== Raw records
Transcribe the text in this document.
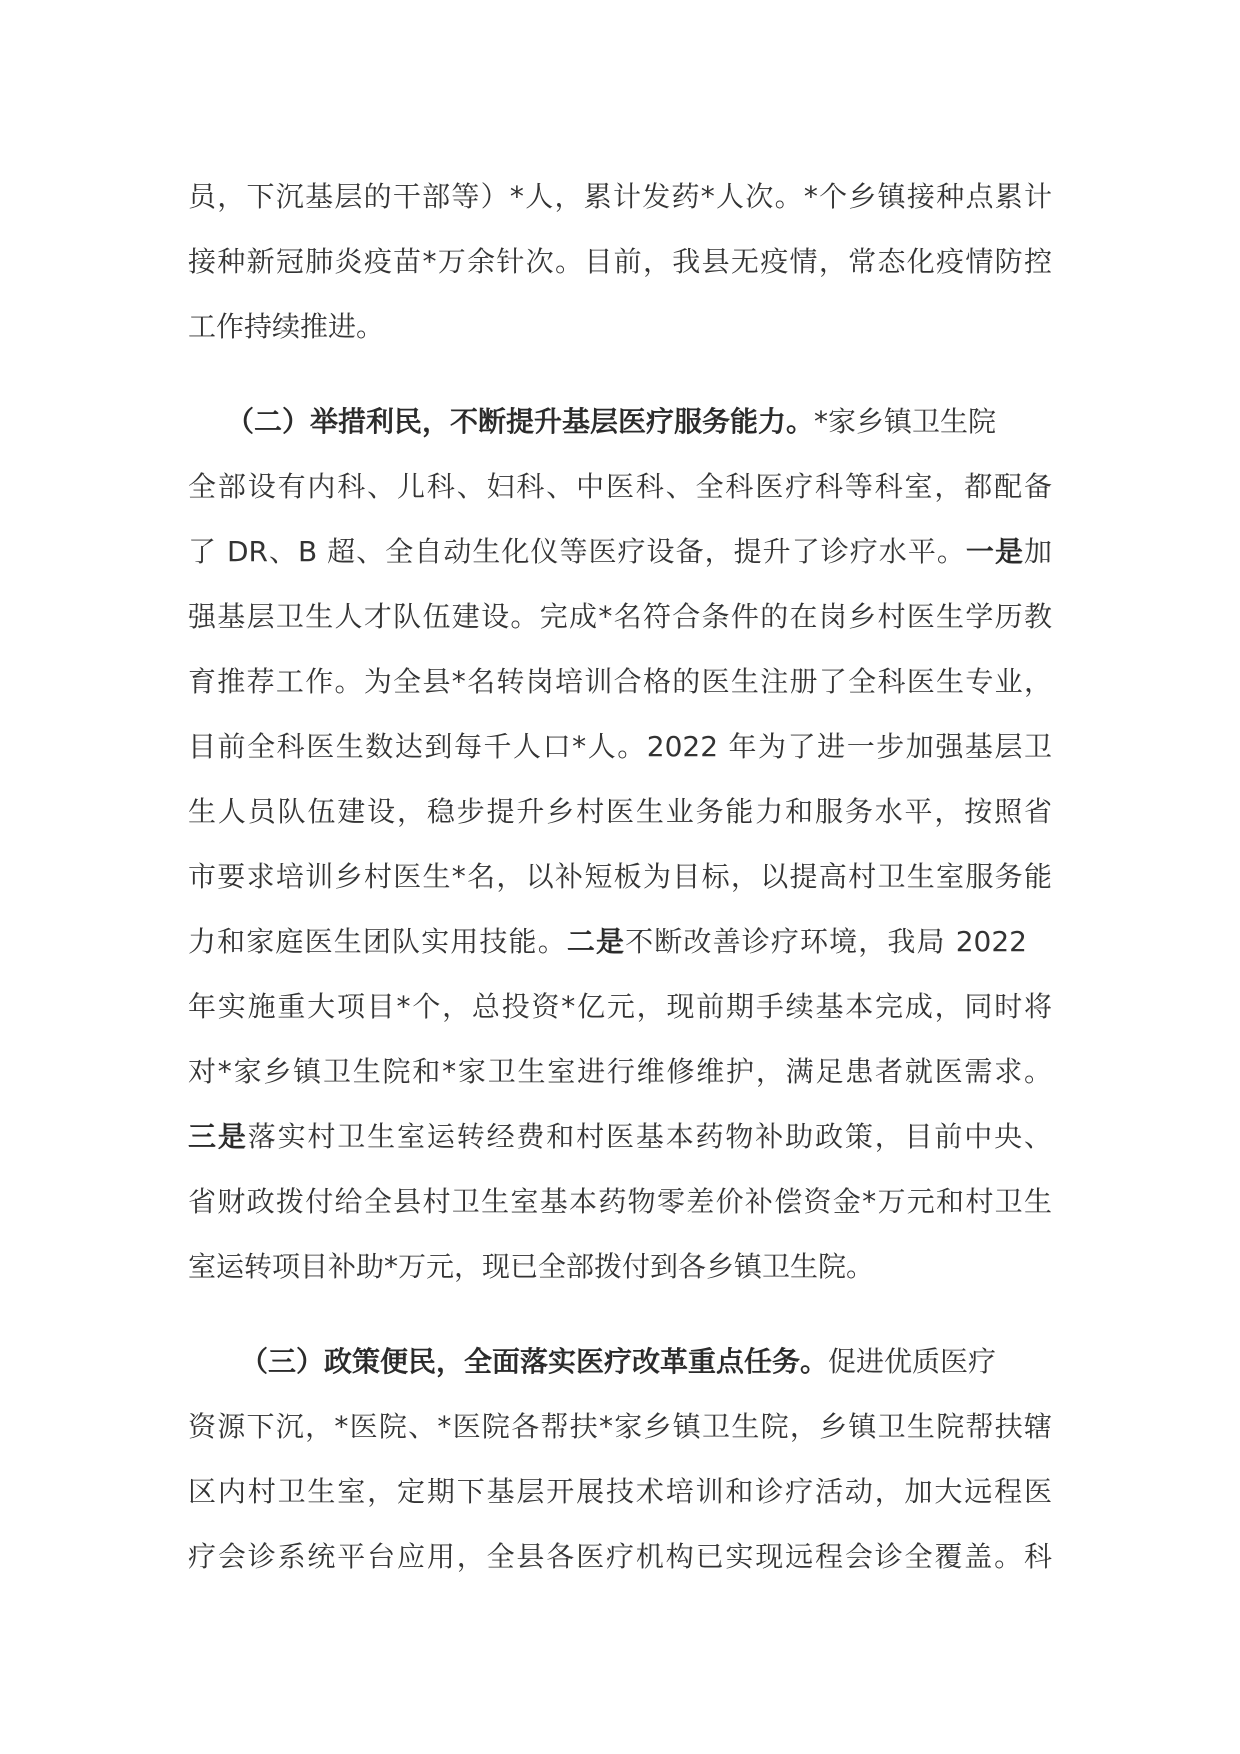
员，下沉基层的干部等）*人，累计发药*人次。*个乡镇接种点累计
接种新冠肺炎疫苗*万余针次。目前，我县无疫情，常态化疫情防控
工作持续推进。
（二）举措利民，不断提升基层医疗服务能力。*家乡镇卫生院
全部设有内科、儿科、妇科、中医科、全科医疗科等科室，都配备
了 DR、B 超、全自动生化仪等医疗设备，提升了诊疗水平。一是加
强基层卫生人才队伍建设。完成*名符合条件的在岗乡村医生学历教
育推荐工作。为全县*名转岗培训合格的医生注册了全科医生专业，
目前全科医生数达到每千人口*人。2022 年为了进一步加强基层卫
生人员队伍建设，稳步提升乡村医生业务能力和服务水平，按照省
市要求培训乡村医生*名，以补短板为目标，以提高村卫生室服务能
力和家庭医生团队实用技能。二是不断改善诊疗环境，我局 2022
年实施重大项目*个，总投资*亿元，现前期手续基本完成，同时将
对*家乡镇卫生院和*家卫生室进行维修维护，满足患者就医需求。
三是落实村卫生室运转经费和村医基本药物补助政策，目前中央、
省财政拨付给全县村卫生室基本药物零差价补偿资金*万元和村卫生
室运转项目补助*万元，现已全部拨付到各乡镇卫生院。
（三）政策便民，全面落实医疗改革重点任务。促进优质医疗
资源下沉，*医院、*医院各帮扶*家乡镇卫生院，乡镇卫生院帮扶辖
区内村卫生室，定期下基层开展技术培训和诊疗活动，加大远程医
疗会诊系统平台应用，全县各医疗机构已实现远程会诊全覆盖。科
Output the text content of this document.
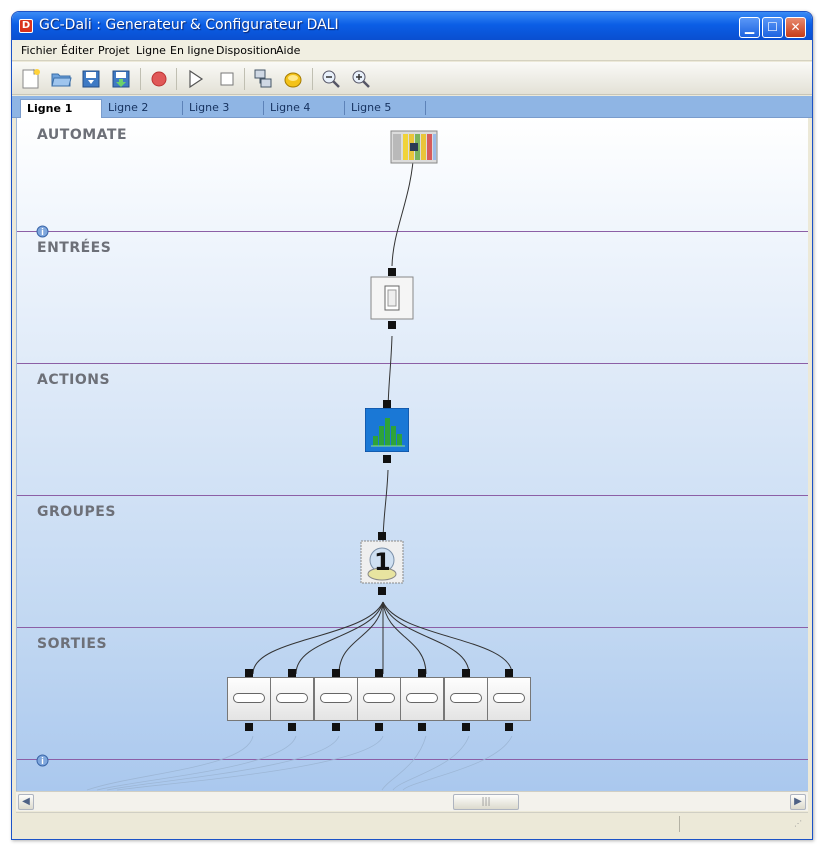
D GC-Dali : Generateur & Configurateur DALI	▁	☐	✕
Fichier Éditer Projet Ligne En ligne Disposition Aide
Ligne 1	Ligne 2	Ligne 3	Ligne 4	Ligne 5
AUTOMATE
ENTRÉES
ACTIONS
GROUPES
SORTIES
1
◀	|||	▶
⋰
====
== Raw records
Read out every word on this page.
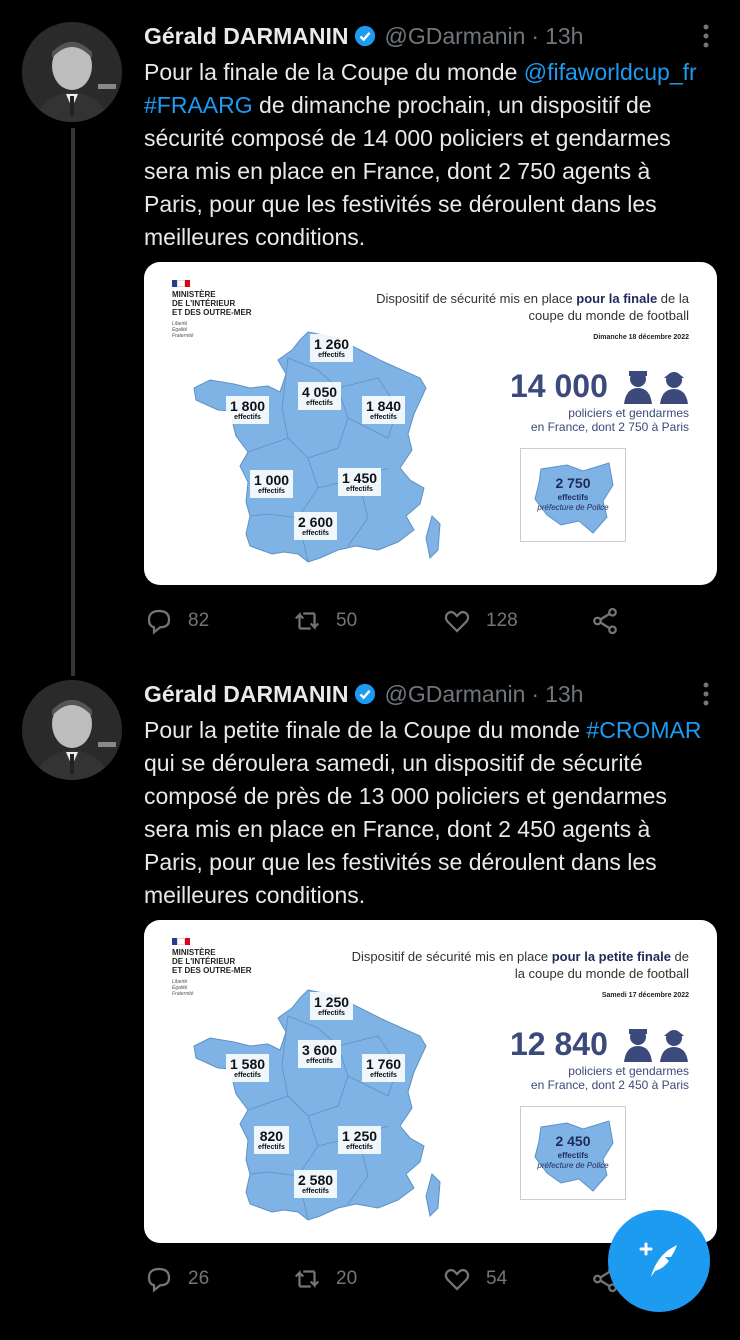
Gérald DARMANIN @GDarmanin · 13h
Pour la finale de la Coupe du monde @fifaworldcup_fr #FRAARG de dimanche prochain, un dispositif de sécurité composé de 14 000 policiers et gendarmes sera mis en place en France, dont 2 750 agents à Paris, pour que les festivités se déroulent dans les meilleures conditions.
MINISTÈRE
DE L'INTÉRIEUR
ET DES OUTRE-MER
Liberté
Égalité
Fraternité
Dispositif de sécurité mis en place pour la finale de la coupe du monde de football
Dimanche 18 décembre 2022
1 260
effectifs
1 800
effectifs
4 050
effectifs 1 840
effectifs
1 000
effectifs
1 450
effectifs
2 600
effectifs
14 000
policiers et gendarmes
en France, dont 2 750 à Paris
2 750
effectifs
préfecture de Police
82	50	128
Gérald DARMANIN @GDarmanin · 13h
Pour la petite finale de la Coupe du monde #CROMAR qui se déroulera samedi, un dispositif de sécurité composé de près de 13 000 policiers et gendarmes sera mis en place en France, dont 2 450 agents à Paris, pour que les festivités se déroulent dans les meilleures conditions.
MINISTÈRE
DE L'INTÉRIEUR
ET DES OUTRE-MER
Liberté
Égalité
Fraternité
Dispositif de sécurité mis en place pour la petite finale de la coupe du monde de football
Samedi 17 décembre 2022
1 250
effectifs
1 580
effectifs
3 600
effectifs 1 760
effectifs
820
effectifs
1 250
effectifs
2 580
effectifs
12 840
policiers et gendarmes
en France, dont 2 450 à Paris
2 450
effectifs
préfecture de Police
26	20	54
====
◆ **Task prompt**
Gather each line of the listing that holds the string "this".

◆ **Output of the exercise**
Transcribe the text in this document.
Output the text content of this document.
Read out every word on this page.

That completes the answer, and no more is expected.